Collect all lines below with the string "Hematopoietic".

Figure collection entries:
⁂

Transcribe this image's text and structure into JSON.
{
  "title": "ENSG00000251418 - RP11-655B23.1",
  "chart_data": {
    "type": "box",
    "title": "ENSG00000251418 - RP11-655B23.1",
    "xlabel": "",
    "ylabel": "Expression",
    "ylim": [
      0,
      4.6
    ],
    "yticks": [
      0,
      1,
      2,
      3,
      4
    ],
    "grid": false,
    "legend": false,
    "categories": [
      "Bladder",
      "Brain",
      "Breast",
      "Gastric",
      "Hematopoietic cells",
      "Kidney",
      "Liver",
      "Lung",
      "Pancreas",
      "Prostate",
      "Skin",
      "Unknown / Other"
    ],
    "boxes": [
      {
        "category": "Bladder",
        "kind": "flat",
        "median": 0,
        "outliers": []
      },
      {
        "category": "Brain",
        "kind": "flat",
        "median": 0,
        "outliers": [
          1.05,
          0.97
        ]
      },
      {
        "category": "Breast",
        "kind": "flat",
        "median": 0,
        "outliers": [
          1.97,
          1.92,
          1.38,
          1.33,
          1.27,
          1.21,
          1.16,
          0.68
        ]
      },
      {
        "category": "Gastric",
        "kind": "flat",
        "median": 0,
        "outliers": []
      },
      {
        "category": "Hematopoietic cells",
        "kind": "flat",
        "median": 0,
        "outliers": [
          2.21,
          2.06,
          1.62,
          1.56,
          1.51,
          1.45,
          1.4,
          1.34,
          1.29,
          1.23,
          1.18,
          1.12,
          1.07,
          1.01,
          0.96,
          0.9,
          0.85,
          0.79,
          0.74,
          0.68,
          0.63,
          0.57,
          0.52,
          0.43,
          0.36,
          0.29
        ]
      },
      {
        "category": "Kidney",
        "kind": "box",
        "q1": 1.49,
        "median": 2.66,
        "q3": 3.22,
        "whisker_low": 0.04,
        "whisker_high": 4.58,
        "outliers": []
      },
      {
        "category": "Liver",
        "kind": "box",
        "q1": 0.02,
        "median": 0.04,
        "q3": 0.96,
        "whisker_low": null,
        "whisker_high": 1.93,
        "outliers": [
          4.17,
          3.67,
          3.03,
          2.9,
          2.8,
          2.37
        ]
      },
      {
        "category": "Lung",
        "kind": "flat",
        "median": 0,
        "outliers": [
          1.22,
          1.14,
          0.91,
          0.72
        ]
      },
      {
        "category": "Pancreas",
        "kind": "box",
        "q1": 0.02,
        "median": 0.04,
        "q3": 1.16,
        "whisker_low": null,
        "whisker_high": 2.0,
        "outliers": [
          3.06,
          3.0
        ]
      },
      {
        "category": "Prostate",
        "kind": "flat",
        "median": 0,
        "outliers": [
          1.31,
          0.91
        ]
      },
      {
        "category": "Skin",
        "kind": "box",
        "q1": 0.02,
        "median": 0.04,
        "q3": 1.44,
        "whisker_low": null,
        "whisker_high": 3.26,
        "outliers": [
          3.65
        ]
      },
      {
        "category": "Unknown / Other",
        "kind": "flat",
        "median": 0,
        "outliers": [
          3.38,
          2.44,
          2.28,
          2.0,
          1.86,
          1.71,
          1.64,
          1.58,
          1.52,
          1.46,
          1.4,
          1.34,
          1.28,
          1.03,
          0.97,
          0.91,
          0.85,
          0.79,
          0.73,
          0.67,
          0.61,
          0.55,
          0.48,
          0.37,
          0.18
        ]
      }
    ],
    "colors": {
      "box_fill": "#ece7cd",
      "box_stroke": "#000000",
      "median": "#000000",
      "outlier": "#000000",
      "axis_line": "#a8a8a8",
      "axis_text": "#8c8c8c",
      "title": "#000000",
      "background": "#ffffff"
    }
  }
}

⁂

> Response:
      "Hematopoietic cells",
        "category": "Hematopoietic cells",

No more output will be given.